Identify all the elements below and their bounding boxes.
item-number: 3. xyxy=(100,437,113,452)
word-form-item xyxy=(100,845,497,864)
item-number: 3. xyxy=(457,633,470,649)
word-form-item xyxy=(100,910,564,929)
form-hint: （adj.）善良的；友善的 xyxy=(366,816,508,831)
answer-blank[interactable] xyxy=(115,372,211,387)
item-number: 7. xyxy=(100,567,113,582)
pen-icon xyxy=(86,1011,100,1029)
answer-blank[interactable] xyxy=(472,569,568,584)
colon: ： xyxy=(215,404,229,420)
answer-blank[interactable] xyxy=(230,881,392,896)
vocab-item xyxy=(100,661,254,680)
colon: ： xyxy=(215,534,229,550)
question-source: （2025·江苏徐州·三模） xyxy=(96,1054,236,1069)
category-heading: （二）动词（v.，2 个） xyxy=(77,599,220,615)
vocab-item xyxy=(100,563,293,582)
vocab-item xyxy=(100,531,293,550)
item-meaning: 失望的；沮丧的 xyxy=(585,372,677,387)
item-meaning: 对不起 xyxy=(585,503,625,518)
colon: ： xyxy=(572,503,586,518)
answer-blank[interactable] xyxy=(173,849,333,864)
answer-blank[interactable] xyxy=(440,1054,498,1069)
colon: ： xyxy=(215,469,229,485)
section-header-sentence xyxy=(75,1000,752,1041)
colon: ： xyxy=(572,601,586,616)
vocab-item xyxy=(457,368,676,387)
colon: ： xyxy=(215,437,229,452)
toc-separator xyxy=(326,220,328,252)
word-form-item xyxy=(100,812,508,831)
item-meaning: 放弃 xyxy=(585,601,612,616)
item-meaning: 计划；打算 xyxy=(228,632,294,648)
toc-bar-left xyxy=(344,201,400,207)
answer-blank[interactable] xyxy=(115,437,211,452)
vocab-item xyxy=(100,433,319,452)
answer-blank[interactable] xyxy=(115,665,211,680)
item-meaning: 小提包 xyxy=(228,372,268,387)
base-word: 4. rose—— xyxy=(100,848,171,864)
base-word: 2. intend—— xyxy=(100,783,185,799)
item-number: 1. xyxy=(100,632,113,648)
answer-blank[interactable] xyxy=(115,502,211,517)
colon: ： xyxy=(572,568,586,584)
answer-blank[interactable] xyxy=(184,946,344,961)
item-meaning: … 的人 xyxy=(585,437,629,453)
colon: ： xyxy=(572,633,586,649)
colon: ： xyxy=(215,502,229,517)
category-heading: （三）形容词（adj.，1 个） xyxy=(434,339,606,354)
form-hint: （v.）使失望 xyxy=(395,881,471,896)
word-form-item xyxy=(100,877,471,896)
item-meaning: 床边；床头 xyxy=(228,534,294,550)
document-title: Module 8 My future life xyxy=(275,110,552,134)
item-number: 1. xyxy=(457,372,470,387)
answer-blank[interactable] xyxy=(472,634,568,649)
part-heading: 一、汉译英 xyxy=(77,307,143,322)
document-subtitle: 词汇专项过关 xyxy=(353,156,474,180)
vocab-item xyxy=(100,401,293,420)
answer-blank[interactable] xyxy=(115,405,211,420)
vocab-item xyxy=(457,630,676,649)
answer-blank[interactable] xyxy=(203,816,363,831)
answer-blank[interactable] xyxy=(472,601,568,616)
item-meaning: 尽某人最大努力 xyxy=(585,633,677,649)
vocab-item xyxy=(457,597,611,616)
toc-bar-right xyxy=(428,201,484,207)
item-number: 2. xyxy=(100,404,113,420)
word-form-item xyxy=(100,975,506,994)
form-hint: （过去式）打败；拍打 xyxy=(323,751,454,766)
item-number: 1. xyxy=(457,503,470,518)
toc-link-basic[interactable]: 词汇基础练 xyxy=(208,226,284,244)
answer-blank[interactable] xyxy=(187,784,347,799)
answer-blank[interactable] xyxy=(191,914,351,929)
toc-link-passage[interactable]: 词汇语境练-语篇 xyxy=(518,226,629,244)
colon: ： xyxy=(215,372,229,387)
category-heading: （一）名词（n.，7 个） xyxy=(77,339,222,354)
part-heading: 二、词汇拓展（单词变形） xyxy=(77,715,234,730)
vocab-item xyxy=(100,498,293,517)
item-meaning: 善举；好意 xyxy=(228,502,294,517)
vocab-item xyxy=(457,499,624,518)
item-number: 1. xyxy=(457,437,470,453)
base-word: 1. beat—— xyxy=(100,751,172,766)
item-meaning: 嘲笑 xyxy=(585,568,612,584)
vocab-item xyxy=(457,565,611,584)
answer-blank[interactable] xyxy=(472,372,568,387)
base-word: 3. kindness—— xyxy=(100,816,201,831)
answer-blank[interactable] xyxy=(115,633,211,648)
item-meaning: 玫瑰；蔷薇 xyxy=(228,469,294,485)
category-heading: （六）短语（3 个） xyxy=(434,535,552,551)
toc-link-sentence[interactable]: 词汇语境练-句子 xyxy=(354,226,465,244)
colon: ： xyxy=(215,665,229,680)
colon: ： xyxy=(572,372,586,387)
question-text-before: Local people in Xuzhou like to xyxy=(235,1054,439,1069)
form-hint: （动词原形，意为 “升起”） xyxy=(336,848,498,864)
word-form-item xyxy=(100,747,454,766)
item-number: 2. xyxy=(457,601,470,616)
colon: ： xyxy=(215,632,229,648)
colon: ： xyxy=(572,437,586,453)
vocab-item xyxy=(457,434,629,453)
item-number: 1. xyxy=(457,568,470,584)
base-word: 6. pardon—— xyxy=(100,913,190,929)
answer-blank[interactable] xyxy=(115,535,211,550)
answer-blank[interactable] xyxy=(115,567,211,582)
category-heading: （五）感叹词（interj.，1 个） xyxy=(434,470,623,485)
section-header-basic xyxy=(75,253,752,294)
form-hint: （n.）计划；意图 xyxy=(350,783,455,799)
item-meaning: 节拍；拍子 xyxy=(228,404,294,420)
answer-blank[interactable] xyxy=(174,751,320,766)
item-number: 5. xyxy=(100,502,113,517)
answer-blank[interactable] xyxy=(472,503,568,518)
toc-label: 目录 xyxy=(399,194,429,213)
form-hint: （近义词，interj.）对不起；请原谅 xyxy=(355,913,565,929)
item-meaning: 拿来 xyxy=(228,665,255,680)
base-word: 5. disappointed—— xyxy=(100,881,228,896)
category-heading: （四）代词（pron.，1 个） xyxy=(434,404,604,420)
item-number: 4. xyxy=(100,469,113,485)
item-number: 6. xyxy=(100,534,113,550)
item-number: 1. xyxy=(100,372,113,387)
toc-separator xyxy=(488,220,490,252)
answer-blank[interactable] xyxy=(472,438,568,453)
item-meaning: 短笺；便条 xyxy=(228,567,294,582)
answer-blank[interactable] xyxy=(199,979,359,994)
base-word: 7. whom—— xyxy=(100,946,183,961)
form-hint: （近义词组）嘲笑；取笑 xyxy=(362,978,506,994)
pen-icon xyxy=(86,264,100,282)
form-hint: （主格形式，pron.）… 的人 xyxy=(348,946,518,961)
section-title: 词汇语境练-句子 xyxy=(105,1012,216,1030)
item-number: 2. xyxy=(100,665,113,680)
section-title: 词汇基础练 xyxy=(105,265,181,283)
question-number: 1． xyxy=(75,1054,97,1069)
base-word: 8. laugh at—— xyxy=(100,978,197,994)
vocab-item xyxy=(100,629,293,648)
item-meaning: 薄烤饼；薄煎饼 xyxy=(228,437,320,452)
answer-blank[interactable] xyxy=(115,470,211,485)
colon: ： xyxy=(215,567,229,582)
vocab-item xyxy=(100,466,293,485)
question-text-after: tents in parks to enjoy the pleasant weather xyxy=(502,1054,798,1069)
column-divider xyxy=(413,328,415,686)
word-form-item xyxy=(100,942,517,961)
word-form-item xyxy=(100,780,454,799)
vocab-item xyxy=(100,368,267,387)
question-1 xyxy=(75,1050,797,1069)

★ ★ ★ ★

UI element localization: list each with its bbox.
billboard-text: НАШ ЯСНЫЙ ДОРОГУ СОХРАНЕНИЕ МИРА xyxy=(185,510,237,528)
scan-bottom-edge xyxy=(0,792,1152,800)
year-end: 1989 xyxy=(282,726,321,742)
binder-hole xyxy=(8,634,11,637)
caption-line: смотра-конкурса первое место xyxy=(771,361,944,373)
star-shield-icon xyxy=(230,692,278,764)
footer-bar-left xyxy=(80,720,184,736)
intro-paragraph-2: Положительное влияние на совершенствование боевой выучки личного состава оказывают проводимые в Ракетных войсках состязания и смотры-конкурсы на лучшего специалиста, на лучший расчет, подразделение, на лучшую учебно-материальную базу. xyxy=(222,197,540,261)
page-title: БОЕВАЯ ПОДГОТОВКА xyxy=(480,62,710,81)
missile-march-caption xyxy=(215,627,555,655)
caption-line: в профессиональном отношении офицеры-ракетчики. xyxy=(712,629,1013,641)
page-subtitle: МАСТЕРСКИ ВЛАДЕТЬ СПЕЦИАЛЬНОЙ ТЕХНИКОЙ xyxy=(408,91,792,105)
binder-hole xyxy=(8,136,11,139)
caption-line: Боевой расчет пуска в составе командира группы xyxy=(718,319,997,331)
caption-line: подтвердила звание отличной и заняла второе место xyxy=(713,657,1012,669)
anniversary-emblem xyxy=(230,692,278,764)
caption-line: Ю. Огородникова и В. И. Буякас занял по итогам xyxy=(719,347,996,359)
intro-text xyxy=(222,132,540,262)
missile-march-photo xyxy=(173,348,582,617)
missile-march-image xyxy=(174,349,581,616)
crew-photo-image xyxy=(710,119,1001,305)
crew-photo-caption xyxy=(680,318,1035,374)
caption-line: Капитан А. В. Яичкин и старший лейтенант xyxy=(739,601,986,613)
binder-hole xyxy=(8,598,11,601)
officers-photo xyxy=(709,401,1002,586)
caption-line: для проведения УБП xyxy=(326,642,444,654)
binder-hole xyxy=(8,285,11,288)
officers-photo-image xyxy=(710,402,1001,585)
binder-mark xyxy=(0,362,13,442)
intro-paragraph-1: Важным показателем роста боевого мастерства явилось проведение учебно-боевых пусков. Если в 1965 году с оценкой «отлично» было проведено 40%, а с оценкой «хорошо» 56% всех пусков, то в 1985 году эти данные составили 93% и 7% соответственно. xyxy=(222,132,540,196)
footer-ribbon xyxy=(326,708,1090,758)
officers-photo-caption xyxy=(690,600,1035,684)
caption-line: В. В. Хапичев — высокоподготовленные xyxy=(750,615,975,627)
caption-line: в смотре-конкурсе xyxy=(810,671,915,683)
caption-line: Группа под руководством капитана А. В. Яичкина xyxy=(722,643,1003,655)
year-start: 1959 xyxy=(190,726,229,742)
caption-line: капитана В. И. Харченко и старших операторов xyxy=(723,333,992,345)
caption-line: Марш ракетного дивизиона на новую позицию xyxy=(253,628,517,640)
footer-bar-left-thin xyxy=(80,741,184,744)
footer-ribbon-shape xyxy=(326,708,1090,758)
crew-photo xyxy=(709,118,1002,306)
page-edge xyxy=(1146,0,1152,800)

★ ★ ★ ★

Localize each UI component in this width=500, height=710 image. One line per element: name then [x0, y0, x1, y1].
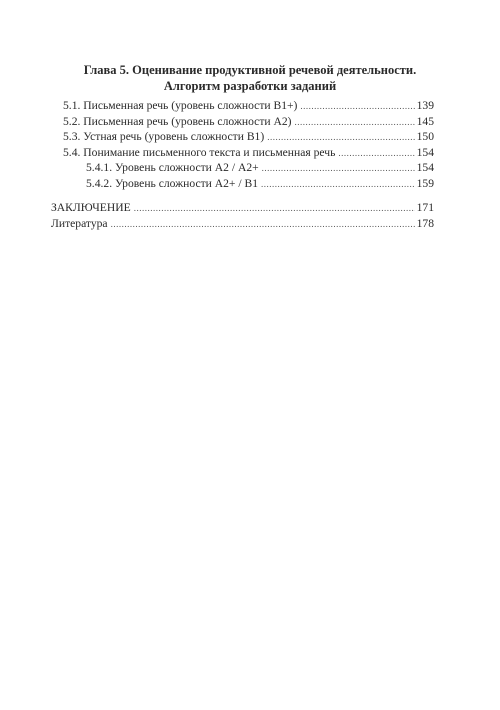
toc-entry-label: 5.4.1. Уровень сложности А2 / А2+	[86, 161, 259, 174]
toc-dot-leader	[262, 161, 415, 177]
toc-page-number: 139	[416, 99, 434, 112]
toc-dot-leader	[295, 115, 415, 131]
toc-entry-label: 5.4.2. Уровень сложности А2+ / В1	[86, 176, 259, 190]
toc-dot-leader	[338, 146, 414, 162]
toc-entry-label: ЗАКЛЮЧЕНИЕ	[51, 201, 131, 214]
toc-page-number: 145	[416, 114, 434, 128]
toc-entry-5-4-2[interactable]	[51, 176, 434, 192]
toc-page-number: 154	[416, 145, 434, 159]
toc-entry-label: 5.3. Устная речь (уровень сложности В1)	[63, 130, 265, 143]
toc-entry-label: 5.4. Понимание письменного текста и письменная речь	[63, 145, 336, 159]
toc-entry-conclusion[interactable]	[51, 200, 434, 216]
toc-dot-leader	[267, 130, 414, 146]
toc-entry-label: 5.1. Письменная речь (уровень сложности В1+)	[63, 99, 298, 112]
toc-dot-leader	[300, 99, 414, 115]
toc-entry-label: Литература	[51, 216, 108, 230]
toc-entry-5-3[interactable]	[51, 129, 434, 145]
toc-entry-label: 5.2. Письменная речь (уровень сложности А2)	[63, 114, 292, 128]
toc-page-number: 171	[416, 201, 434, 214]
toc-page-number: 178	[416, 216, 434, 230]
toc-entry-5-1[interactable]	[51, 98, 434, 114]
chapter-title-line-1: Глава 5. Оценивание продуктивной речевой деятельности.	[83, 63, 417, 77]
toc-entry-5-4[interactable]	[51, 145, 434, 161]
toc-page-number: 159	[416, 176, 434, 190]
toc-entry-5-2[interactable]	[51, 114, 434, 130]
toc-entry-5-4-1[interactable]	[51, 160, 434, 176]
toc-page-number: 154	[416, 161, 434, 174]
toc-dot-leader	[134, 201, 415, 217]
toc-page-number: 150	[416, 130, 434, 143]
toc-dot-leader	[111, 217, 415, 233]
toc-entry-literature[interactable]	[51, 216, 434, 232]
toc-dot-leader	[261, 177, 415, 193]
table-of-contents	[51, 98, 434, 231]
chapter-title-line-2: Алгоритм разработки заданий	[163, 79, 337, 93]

★ ★ ★ ★

*AIM OF THE EXERCISE*: Quote the lines from the one containing "Identify all the" through the one containing "vocab-item xyxy=(100,661,254,680)", both included.

*ANSWER TO THE TASK*:
Identify all the elements below and their bounding boxes.
item-number: 3. xyxy=(100,437,113,452)
word-form-item xyxy=(100,845,497,864)
item-number: 3. xyxy=(457,633,470,649)
word-form-item xyxy=(100,910,564,929)
form-hint: （adj.）善良的；友善的 xyxy=(366,816,508,831)
answer-blank[interactable] xyxy=(115,372,211,387)
item-number: 7. xyxy=(100,567,113,582)
pen-icon xyxy=(86,1011,100,1029)
answer-blank[interactable] xyxy=(472,569,568,584)
colon: ： xyxy=(215,404,229,420)
answer-blank[interactable] xyxy=(230,881,392,896)
vocab-item xyxy=(100,661,254,680)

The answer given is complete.